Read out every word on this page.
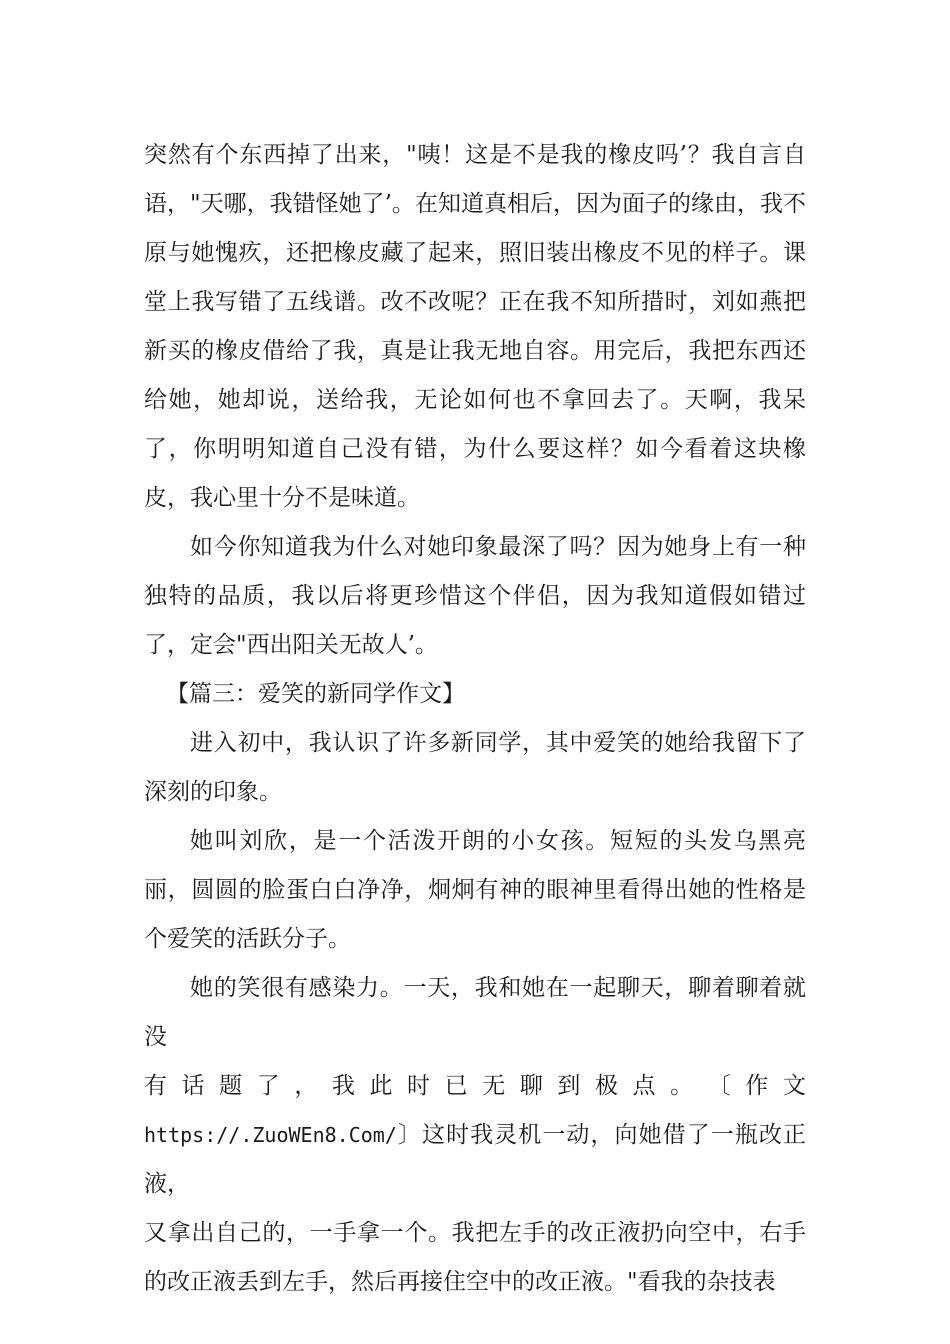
突然有个东西掉了出来，"咦！这是不是我的橡皮吗’？我自言自语，"天哪，我错怪她了’。在知道真相后，因为面子的缘由，我不原与她愧疚，还把橡皮藏了起来，照旧装出橡皮不见的样子。课堂上我写错了五线谱。改不改呢？正在我不知所措时，刘如燕把新买的橡皮借给了我，真是让我无地自容。用完后，我把东西还给她，她却说，送给我，无论如何也不拿回去了。天啊，我呆了，你明明知道自己没有错，为什么要这样？如今看着这块橡皮，我心里十分不是味道。

如今你知道我为什么对她印象最深了吗？因为她身上有一种独特的品质，我以后将更珍惜这个伴侣，因为我知道假如错过了，定会"西出阳关无故人’。

【篇三：爱笑的新同学作文】

进入初中，我认识了许多新同学，其中爱笑的她给我留下了深刻的印象。

她叫刘欣，是一个活泼开朗的小女孩。短短的头发乌黑亮丽，圆圆的脸蛋白白净净，炯炯有神的眼神里看得出她的性格是个爱笑的活跃分子。

她的笑很有感染力。一天，我和她在一起聊天，聊着聊着就没

有 话 题 了 ， 我 此 时 已 无 聊 到 极 点 。 〔 作 文

https://.ZuoWEn8.Com/〕这时我灵机一动，向她借了一瓶改正液，

又拿出自己的，一手拿一个。我把左手的改正液扔向空中，右手的改正液丢到左手，然后再接住空中的改正液。"看我的杂技表
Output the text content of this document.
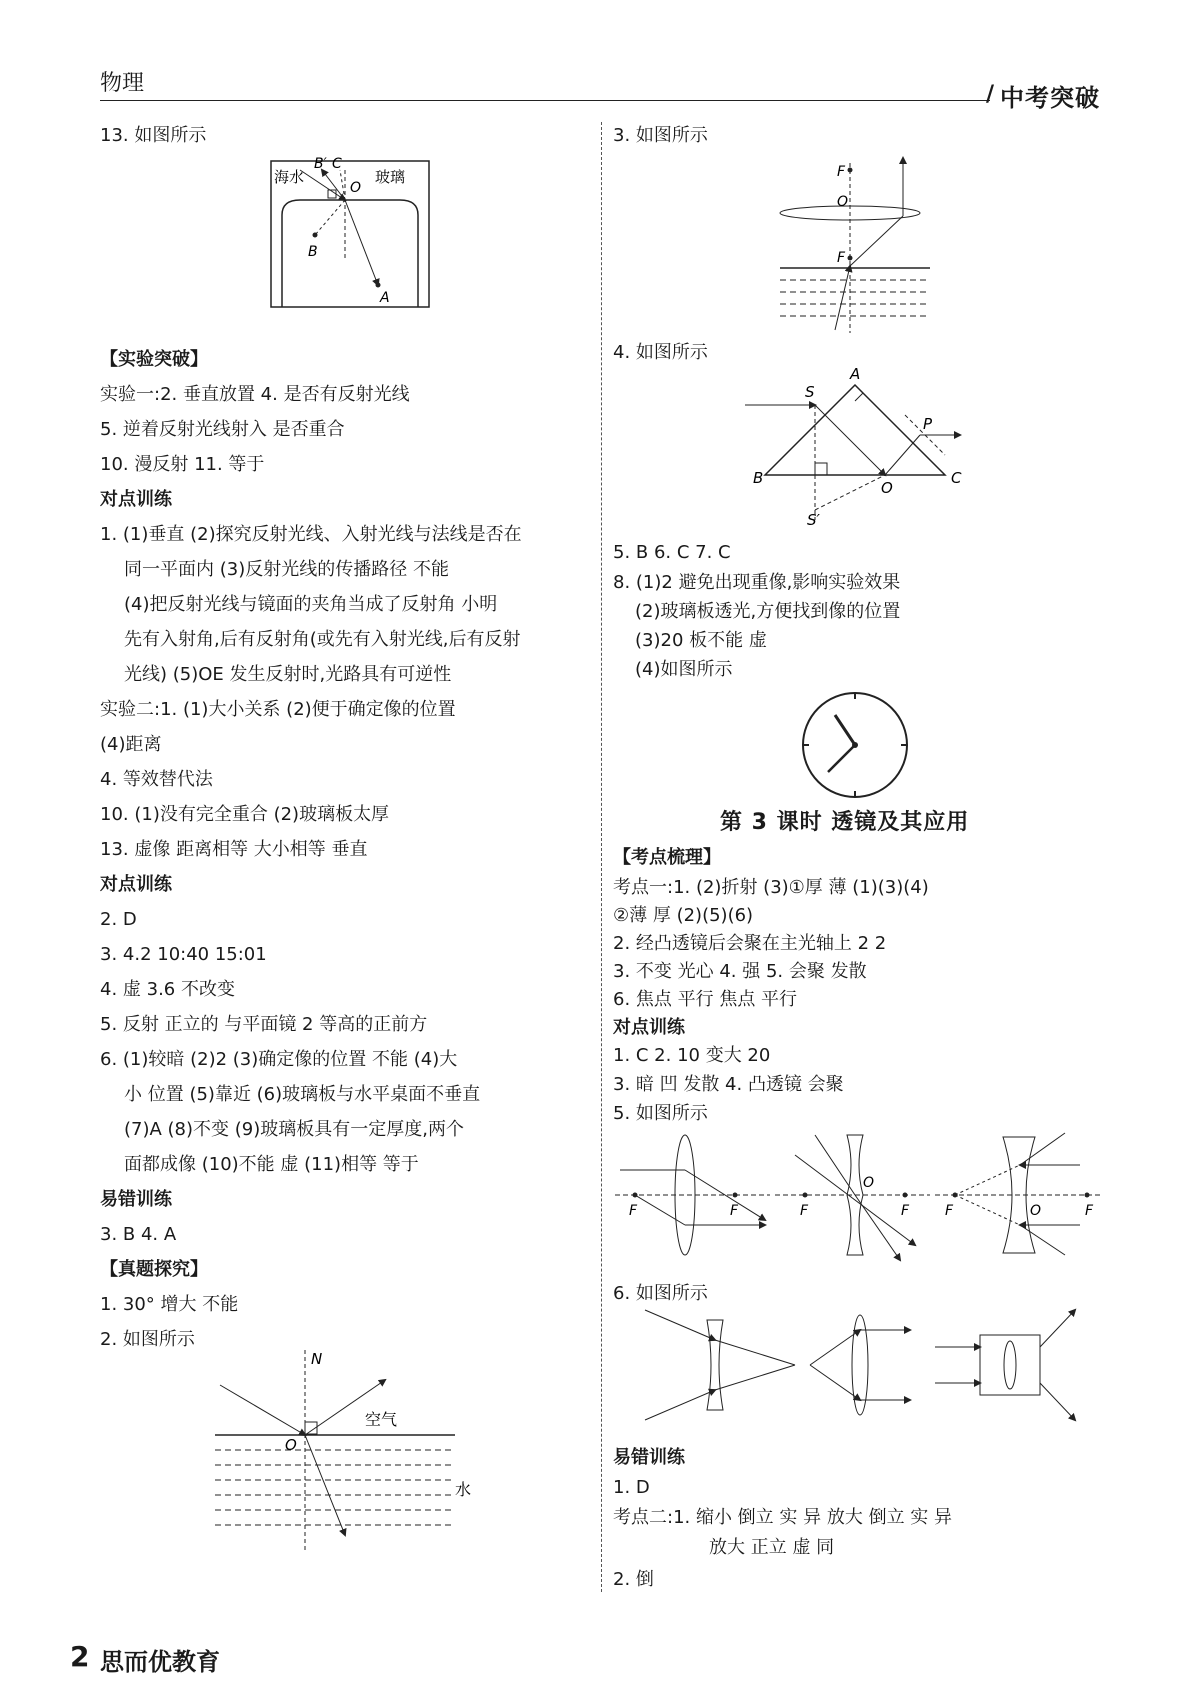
物理	/ 中考突破
13. 如图所示
【实验突破】
实验一:2. 垂直放置 4. 是否有反射光线
5. 逆着反射光线射入 是否重合
10. 漫反射 11. 等于
对点训练
1. (1)垂直 (2)探究反射光线、入射光线与法线是否在
同一平面内 (3)反射光线的传播路径 不能
(4)把反射光线与镜面的夹角当成了反射角 小明
先有入射角,后有反射角(或先有入射光线,后有反射
光线) (5)OE 发生反射时,光路具有可逆性
实验二:1. (1)大小关系 (2)便于确定像的位置
(4)距离
4. 等效替代法
10. (1)没有完全重合 (2)玻璃板太厚
13. 虚像 距离相等 大小相等 垂直
对点训练
2. D
3. 4.2 10:40 15:01
4. 虚 3.6 不改变
5. 反射 正立的 与平面镜 2 等高的正前方
6. (1)较暗 (2)2 (3)确定像的位置 不能 (4)大
小 位置 (5)靠近 (6)玻璃板与水平桌面不垂直
(7)A (8)不变 (9)玻璃板具有一定厚度,两个
面都成像 (10)不能 虚 (11)相等 等于
易错训练
3. B 4. A
【真题探究】
1. 30° 增大 不能
2. 如图所示
海水
B′ C
O
玻璃
B
A
N
空气
O
水
3. 如图所示
4. 如图所示
5. B 6. C 7. C
8. (1)2 避免出现重像,影响实验效果
(2)玻璃板透光,方便找到像的位置
(3)20 板不能 虚
(4)如图所示
【考点梳理】
考点一:1. (2)折射 (3)①厚 薄 (1)(3)(4)
②薄 厚 (2)(5)(6)
2. 经凸透镜后会聚在主光轴上 2 2
3. 不变 光心 4. 强 5. 会聚 发散
6. 焦点 平行 焦点 平行
对点训练
1. C 2. 10 变大 20
3. 暗 凹 发散 4. 凸透镜 会聚
5. 如图所示
6. 如图所示
易错训练
1. D
考点二:1. 缩小 倒立 实 异 放大 倒立 实 异
放大 正立 虚 同
2. 倒
第 3 课时 透镜及其应用
F
O
F
A
S
P
B
O
C
S′
F	F
O
F	F	F	O	F
2 思而优教育
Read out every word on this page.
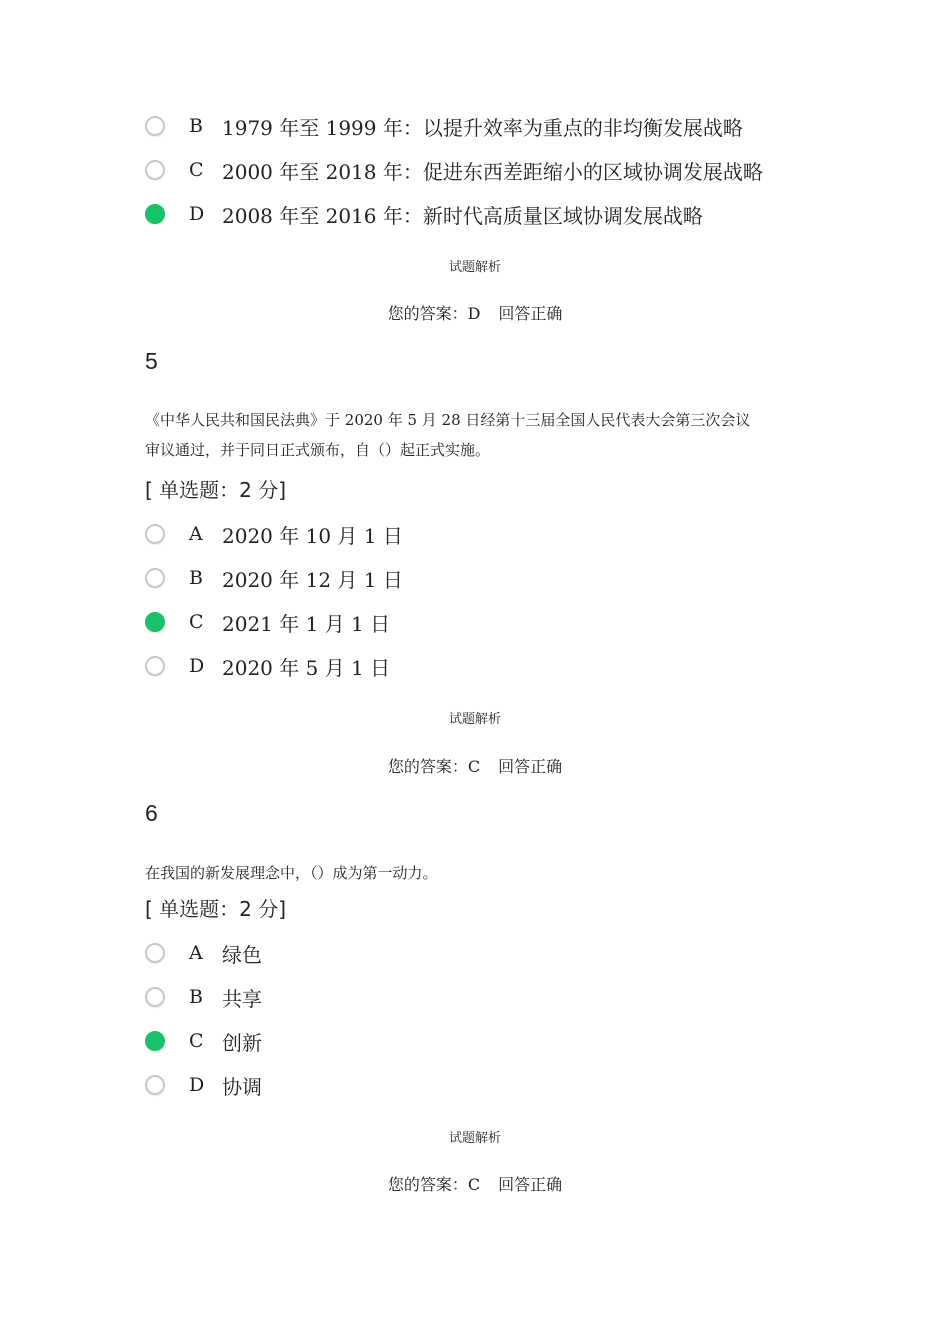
B 1979 年至 1999 年：以提升效率为重点的非均衡发展战略
C 2000 年至 2018 年：促进东西差距缩小的区域协调发展战略
D 2008 年至 2016 年：新时代高质量区域协调发展战略
试题解析
您的答案：D 回答正确
5
《中华人民共和国民法典》于 2020 年 5 月 28 日经第十三届全国人民代表大会第三次会议
审议通过，并于同日正式颁布，自（）起正式实施。
[ 单选题：2 分]
A 2020 年 10 月 1 日
B 2020 年 12 月 1 日
C 2021 年 1 月 1 日
D 2020 年 5 月 1 日
试题解析
您的答案：C 回答正确
6
在我国的新发展理念中，（）成为第一动力。
[ 单选题：2 分]
A 绿色
B 共享
C 创新
D 协调
试题解析
您的答案：C 回答正确
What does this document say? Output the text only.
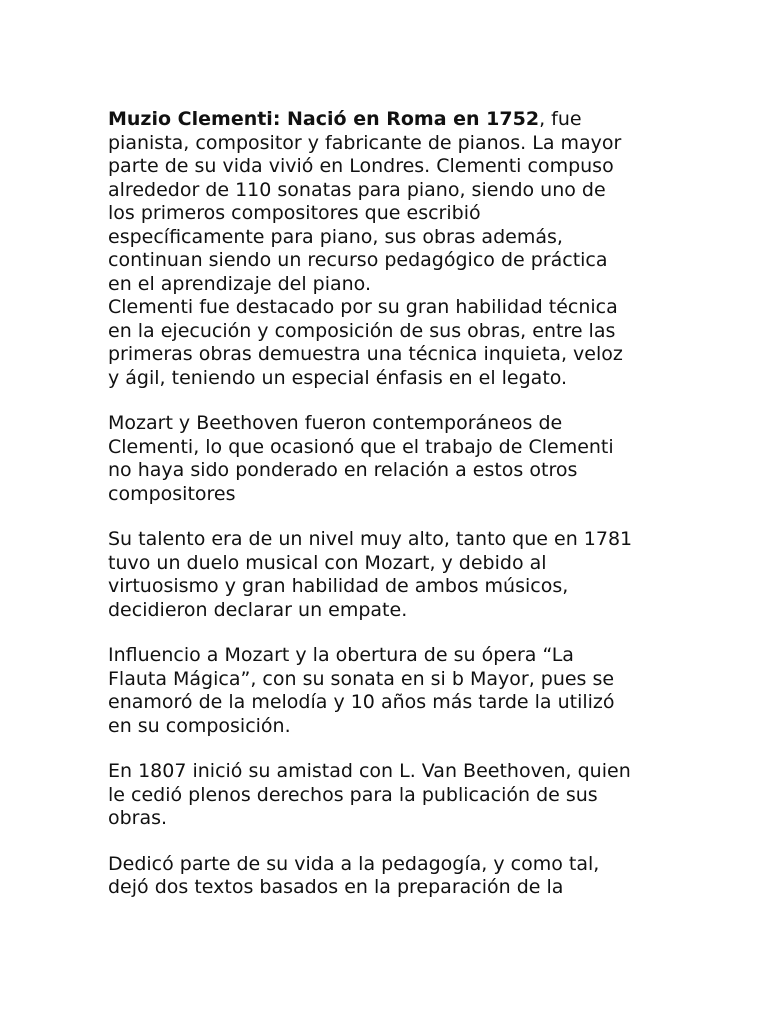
Muzio Clementi: Nació en Roma en 1752, fue
pianista, compositor y fabricante de pianos. La mayor
parte de su vida vivió en Londres. Clementi compuso
alrededor de 110 sonatas para piano, siendo uno de
los primeros compositores que escribió
específicamente para piano, sus obras además,
continuan siendo un recurso pedagógico de práctica
en el aprendizaje del piano.

Clementi fue destacado por su gran habilidad técnica
en la ejecución y composición de sus obras, entre las
primeras obras demuestra una técnica inquieta, veloz
y ágil, teniendo un especial énfasis en el legato.

Mozart y Beethoven fueron contemporáneos de
Clementi, lo que ocasionó que el trabajo de Clementi
no haya sido ponderado en relación a estos otros
compositores

Su talento era de un nivel muy alto, tanto que en 1781
tuvo un duelo musical con Mozart, y debido al
virtuosismo y gran habilidad de ambos músicos,
decidieron declarar un empate.

Influencio a Mozart y la obertura de su ópera “La
Flauta Mágica”, con su sonata en si b Mayor, pues se
enamoró de la melodía y 10 años más tarde la utilizó
en su composición.

En 1807 inició su amistad con L. Van Beethoven, quien
le cedió plenos derechos para la publicación de sus
obras.

Dedicó parte de su vida a la pedagogía, y como tal,
dejó dos textos basados en la preparación de la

• **Task**: Figure out how many lines above include the string "如图所示", then report that number and nothing else.

• **Answer to the exercise**: 7